WRITTEN INSTRUCTION | Whenever a line contains the string "delivered", copy it out of the entries.
=-=-=-=-=
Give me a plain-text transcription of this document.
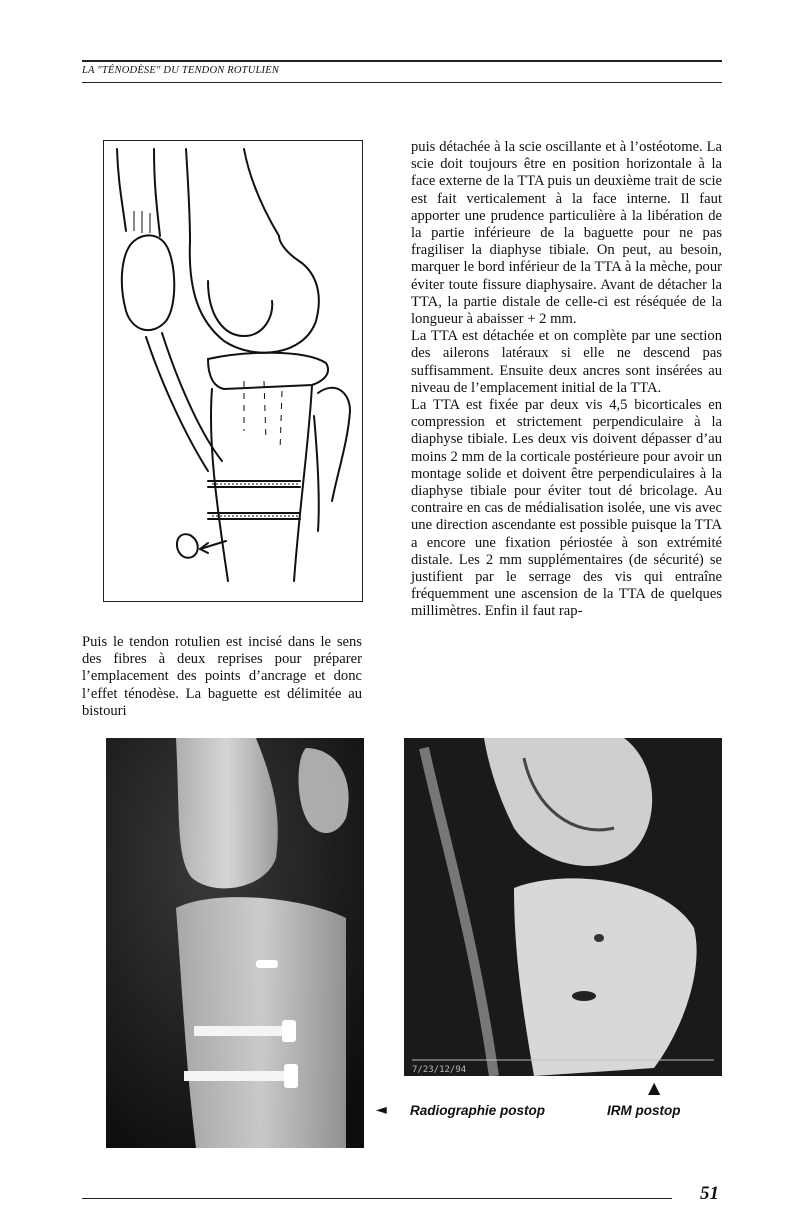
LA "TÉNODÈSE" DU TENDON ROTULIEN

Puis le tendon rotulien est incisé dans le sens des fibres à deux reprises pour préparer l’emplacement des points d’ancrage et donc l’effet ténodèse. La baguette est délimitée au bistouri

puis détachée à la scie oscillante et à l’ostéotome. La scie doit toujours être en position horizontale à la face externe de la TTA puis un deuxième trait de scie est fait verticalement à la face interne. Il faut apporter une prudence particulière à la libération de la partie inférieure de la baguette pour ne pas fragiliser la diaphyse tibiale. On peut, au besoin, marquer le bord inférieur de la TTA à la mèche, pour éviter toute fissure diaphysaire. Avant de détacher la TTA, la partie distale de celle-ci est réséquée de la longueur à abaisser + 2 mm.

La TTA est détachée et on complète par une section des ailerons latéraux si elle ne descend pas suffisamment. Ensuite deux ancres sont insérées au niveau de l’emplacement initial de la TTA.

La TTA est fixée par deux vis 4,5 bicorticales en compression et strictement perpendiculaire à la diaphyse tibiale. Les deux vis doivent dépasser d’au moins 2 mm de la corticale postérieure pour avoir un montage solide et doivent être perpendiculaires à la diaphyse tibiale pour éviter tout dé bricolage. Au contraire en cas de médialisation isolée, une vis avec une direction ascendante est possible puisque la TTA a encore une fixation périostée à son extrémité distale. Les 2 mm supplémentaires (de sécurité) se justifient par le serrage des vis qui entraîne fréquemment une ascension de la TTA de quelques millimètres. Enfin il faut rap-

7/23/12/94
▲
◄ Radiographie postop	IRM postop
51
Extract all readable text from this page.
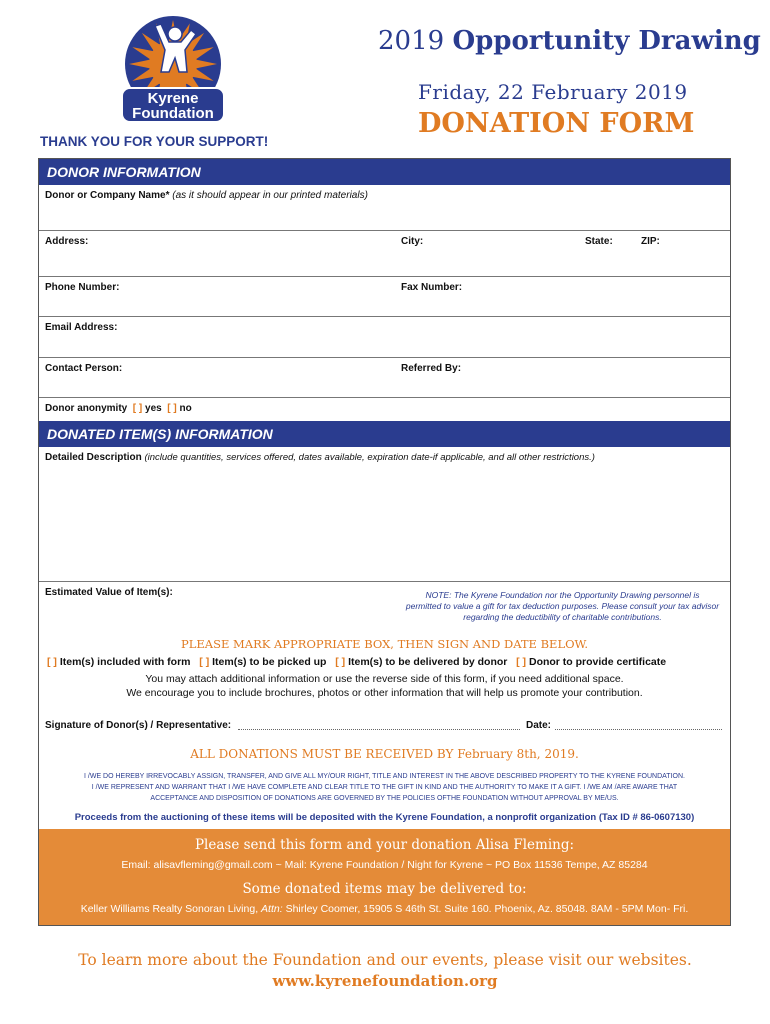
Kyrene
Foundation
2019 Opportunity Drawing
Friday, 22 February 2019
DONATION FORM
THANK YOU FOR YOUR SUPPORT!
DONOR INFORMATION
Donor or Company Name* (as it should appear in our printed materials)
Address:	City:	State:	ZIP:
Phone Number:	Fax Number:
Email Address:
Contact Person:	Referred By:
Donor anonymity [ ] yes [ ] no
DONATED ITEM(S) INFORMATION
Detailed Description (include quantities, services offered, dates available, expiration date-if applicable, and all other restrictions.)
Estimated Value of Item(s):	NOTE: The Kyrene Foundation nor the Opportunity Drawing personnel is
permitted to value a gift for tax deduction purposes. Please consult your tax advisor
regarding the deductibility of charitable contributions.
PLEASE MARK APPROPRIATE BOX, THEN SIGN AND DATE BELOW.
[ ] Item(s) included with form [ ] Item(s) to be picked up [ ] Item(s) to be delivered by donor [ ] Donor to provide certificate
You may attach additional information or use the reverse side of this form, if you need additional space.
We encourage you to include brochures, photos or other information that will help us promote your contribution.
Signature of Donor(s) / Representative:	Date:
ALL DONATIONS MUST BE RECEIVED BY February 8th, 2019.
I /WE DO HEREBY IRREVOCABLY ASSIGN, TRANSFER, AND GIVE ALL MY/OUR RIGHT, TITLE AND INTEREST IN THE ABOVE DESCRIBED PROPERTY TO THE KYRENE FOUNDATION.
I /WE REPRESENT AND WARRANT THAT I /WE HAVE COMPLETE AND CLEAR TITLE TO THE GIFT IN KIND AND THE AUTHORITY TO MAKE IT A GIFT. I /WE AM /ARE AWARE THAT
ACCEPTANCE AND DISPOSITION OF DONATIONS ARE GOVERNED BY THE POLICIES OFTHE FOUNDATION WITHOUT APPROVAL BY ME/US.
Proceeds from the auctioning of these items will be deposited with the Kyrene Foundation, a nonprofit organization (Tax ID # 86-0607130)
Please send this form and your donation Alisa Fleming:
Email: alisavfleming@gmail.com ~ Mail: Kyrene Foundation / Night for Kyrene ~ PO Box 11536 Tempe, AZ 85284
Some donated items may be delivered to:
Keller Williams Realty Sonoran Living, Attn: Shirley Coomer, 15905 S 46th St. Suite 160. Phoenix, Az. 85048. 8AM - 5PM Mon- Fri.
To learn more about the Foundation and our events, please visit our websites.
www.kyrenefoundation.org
=-=-=-=-=
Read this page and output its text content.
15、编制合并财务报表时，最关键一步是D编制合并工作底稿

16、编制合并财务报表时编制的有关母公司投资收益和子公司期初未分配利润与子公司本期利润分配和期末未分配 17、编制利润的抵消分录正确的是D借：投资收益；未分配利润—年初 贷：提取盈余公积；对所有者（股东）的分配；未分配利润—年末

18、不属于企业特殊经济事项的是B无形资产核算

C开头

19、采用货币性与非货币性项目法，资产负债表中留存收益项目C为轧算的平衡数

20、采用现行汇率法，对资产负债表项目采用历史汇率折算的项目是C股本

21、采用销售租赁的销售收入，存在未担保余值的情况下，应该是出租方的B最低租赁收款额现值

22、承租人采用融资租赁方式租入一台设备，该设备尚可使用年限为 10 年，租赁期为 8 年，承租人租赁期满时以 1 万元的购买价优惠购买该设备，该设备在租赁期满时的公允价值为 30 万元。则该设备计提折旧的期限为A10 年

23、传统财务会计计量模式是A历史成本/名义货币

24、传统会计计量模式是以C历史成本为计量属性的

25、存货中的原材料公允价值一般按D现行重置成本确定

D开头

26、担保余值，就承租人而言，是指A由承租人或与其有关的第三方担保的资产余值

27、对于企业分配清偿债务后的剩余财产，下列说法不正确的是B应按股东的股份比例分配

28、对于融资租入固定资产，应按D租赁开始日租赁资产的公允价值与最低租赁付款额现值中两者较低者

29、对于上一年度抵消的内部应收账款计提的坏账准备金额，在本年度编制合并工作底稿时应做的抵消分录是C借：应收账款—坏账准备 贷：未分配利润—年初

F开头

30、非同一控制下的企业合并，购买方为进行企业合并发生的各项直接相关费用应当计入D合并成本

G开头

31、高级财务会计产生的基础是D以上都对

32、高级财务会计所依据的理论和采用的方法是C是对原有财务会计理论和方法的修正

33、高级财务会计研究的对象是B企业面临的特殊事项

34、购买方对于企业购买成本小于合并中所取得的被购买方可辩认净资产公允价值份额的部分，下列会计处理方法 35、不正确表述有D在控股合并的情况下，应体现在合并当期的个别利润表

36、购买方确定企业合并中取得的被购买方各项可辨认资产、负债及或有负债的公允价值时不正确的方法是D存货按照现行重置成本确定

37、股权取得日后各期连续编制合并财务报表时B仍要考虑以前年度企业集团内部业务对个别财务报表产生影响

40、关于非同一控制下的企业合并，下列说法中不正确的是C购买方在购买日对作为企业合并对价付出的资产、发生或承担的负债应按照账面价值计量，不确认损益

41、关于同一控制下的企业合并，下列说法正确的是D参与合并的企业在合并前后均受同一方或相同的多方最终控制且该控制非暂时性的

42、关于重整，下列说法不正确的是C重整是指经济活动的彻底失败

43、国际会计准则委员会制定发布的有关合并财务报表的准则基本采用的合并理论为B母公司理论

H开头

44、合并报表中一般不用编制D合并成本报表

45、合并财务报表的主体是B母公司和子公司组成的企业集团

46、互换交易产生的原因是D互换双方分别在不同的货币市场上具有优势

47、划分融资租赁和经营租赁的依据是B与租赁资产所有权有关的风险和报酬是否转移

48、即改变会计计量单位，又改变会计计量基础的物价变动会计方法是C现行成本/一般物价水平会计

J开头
=-=-=-=-=
RESULT OF THIS TASK |
[ ] Item(s) included with form [ ] Item(s) to be picked up [ ] Item(s) to be delivered by donor [ ] Donor to provide certificate
Some donated items may be delivered to:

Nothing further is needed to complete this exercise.